■ **DATA PROVIDED**
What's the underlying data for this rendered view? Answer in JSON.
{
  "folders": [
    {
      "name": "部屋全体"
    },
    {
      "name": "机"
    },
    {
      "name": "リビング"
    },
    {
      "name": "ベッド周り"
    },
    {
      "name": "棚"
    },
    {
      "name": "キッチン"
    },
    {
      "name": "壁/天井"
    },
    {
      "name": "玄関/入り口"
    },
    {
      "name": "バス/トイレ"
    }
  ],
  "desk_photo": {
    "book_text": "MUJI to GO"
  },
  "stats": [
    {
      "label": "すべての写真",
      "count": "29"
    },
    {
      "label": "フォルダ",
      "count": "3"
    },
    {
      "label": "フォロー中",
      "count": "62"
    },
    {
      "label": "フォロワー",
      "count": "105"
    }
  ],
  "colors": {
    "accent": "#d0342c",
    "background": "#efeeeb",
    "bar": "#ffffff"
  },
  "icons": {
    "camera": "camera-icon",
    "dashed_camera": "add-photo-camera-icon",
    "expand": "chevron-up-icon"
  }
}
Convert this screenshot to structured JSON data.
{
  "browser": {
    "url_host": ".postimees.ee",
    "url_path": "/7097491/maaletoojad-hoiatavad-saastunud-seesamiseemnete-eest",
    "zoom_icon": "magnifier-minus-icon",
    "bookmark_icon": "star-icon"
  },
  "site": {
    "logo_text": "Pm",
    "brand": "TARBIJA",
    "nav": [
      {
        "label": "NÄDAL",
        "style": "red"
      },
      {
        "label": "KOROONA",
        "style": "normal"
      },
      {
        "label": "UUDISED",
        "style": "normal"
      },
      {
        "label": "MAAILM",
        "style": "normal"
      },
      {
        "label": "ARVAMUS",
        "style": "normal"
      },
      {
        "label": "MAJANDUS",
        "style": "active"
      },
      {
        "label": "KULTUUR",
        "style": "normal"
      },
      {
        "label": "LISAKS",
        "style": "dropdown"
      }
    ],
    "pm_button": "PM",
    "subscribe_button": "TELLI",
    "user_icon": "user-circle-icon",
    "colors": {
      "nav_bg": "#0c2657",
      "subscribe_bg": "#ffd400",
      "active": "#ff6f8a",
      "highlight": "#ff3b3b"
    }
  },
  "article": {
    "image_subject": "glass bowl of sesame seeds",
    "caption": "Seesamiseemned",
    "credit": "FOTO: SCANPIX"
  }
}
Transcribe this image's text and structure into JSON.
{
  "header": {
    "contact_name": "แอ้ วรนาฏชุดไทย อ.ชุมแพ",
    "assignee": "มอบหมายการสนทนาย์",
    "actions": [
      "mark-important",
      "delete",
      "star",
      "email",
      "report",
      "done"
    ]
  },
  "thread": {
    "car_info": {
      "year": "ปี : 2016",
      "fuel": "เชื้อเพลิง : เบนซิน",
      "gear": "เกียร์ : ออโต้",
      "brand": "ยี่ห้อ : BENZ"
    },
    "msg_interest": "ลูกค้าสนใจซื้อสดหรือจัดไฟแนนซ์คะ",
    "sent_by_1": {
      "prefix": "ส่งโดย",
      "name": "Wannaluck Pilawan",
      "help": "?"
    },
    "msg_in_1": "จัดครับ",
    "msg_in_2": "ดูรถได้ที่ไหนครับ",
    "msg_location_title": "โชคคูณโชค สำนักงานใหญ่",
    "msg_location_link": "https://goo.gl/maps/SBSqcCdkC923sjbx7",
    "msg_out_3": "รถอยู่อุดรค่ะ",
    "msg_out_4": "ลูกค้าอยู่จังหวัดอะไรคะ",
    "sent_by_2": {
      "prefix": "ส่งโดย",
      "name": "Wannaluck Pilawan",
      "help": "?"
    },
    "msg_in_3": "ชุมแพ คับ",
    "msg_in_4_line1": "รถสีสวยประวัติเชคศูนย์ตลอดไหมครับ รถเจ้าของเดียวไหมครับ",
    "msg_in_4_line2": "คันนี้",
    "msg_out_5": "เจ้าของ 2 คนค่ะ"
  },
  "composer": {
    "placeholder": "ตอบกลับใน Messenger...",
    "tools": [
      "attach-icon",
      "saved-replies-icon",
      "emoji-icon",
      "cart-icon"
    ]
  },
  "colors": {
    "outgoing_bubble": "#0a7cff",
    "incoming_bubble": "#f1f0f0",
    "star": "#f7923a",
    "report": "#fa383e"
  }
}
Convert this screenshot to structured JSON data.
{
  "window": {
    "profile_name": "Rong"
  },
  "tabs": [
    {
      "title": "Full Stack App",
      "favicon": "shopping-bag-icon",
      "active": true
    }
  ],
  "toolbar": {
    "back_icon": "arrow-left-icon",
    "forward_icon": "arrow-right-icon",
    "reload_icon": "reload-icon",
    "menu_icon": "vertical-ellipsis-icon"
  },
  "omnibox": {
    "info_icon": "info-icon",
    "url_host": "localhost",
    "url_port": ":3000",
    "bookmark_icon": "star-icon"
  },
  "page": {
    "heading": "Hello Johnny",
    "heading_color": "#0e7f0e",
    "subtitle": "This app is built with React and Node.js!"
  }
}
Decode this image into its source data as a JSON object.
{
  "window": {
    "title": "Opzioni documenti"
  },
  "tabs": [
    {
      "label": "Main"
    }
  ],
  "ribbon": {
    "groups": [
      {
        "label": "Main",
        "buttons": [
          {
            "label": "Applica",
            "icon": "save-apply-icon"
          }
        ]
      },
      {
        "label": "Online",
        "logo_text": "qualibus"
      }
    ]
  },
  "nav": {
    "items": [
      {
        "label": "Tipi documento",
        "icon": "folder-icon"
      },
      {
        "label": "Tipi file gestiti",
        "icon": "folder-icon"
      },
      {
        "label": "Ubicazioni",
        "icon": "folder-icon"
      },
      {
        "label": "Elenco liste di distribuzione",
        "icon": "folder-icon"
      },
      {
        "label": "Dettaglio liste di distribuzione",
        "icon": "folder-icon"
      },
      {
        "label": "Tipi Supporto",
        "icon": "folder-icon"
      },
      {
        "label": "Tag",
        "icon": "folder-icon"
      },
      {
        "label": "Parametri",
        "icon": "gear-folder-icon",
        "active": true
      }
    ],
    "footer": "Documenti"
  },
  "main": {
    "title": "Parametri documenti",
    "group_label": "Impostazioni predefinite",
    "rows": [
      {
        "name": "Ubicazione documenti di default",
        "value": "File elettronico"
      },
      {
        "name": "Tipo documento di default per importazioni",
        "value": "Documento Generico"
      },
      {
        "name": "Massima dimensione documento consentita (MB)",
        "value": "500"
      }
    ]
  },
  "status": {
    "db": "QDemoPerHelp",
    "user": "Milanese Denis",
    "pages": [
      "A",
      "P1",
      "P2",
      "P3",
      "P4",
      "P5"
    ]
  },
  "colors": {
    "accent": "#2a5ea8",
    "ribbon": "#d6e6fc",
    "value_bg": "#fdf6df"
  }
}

■ **DIRECTIONS FOR THIS TASK**
Repeat the material above in full, keeping every word.

■ **ANSWER TO THIS EXERCISE**
What's the underlying data for this rendered view? Answer in JSON.
{
  "folders": [
    {
      "name": "部屋全体"
    },
    {
      "name": "机"
    },
    {
      "name": "リビング"
    },
    {
      "name": "ベッド周り"
    },
    {
      "name": "棚"
    },
    {
      "name": "キッチン"
    },
    {
      "name": "壁/天井"
    },
    {
      "name": "玄関/入り口"
    },
    {
      "name": "バス/トイレ"
    }
  ],
  "desk_photo": {
    "book_text": "MUJI to GO"
  },
  "stats": [
    {
      "label": "すべての写真",
      "count": "29"
    },
    {
      "label": "フォルダ",
      "count": "3"
    },
    {
      "label": "フォロー中",
      "count": "62"
    },
    {
      "label": "フォロワー",
      "count": "105"
    }
  ],
  "colors": {
    "accent": "#d0342c",
    "background": "#efeeeb",
    "bar": "#ffffff"
  },
  "icons": {
    "camera": "camera-icon",
    "dashed_camera": "add-photo-camera-icon",
    "expand": "chevron-up-icon"
  }
}
Convert this screenshot to structured JSON data.
{
  "browser": {
    "url_host": ".postimees.ee",
    "url_path": "/7097491/maaletoojad-hoiatavad-saastunud-seesamiseemnete-eest",
    "zoom_icon": "magnifier-minus-icon",
    "bookmark_icon": "star-icon"
  },
  "site": {
    "logo_text": "Pm",
    "brand": "TARBIJA",
    "nav": [
      {
        "label": "NÄDAL",
        "style": "red"
      },
      {
        "label": "KOROONA",
        "style": "normal"
      },
      {
        "label": "UUDISED",
        "style": "normal"
      },
      {
        "label": "MAAILM",
        "style": "normal"
      },
      {
        "label": "ARVAMUS",
        "style": "normal"
      },
      {
        "label": "MAJANDUS",
        "style": "active"
      },
      {
        "label": "KULTUUR",
        "style": "normal"
      },
      {
        "label": "LISAKS",
        "style": "dropdown"
      }
    ],
    "pm_button": "PM",
    "subscribe_button": "TELLI",
    "user_icon": "user-circle-icon",
    "colors": {
      "nav_bg": "#0c2657",
      "subscribe_bg": "#ffd400",
      "active": "#ff6f8a",
      "highlight": "#ff3b3b"
    }
  },
  "article": {
    "image_subject": "glass bowl of sesame seeds",
    "caption": "Seesamiseemned",
    "credit": "FOTO: SCANPIX"
  }
}
Transcribe this image's text and structure into JSON.
{
  "header": {
    "contact_name": "แอ้ วรนาฏชุดไทย อ.ชุมแพ",
    "assignee": "มอบหมายการสนทนาย์",
    "actions": [
      "mark-important",
      "delete",
      "star",
      "email",
      "report",
      "done"
    ]
  },
  "thread": {
    "car_info": {
      "year": "ปี : 2016",
      "fuel": "เชื้อเพลิง : เบนซิน",
      "gear": "เกียร์ : ออโต้",
      "brand": "ยี่ห้อ : BENZ"
    },
    "msg_interest": "ลูกค้าสนใจซื้อสดหรือจัดไฟแนนซ์คะ",
    "sent_by_1": {
      "prefix": "ส่งโดย",
      "name": "Wannaluck Pilawan",
      "help": "?"
    },
    "msg_in_1": "จัดครับ",
    "msg_in_2": "ดูรถได้ที่ไหนครับ",
    "msg_location_title": "โชคคูณโชค สำนักงานใหญ่",
    "msg_location_link": "https://goo.gl/maps/SBSqcCdkC923sjbx7",
    "msg_out_3": "รถอยู่อุดรค่ะ",
    "msg_out_4": "ลูกค้าอยู่จังหวัดอะไรคะ",
    "sent_by_2": {
      "prefix": "ส่งโดย",
      "name": "Wannaluck Pilawan",
      "help": "?"
    },
    "msg_in_3": "ชุมแพ คับ",
    "msg_in_4_line1": "รถสีสวยประวัติเชคศูนย์ตลอดไหมครับ รถเจ้าของเดียวไหมครับ",
    "msg_in_4_line2": "คันนี้",
    "msg_out_5": "เจ้าของ 2 คนค่ะ"
  },
  "composer": {
    "placeholder": "ตอบกลับใน Messenger...",
    "tools": [
      "attach-icon",
      "saved-replies-icon",
      "emoji-icon",
      "cart-icon"
    ]
  },
  "colors": {
    "outgoing_bubble": "#0a7cff",
    "incoming_bubble": "#f1f0f0",
    "star": "#f7923a",
    "report": "#fa383e"
  }
}
Convert this screenshot to structured JSON data.
{
  "window": {
    "profile_name": "Rong"
  },
  "tabs": [
    {
      "title": "Full Stack App",
      "favicon": "shopping-bag-icon",
      "active": true
    }
  ],
  "toolbar": {
    "back_icon": "arrow-left-icon",
    "forward_icon": "arrow-right-icon",
    "reload_icon": "reload-icon",
    "menu_icon": "vertical-ellipsis-icon"
  },
  "omnibox": {
    "info_icon": "info-icon",
    "url_host": "localhost",
    "url_port": ":3000",
    "bookmark_icon": "star-icon"
  },
  "page": {
    "heading": "Hello Johnny",
    "heading_color": "#0e7f0e",
    "subtitle": "This app is built with React and Node.js!"
  }
}
Decode this image into its source data as a JSON object.
{
  "window": {
    "title": "Opzioni documenti"
  },
  "tabs": [
    {
      "label": "Main"
    }
  ],
  "ribbon": {
    "groups": [
      {
        "label": "Main",
        "buttons": [
          {
            "label": "Applica",
            "icon": "save-apply-icon"
          }
        ]
      },
      {
        "label": "Online",
        "logo_text": "qualibus"
      }
    ]
  },
  "nav": {
    "items": [
      {
        "label": "Tipi documento",
        "icon": "folder-icon"
      },
      {
        "label": "Tipi file gestiti",
        "icon": "folder-icon"
      },
      {
        "label": "Ubicazioni",
        "icon": "folder-icon"
      },
      {
        "label": "Elenco liste di distribuzione",
        "icon": "folder-icon"
      },
      {
        "label": "Dettaglio liste di distribuzione",
        "icon": "folder-icon"
      },
      {
        "label": "Tipi Supporto",
        "icon": "folder-icon"
      },
      {
        "label": "Tag",
        "icon": "folder-icon"
      },
      {
        "label": "Parametri",
        "icon": "gear-folder-icon",
        "active": true
      }
    ],
    "footer": "Documenti"
  },
  "main": {
    "title": "Parametri documenti",
    "group_label": "Impostazioni predefinite",
    "rows": [
      {
        "name": "Ubicazione documenti di default",
        "value": "File elettronico"
      },
      {
        "name": "Tipo documento di default per importazioni",
        "value": "Documento Generico"
      },
      {
        "name": "Massima dimensione documento consentita (MB)",
        "value": "500"
      }
    ]
  },
  "status": {
    "db": "QDemoPerHelp",
    "user": "Milanese Denis",
    "pages": [
      "A",
      "P1",
      "P2",
      "P3",
      "P4",
      "P5"
    ]
  },
  "colors": {
    "accent": "#2a5ea8",
    "ribbon": "#d6e6fc",
    "value_bg": "#fdf6df"
  }
}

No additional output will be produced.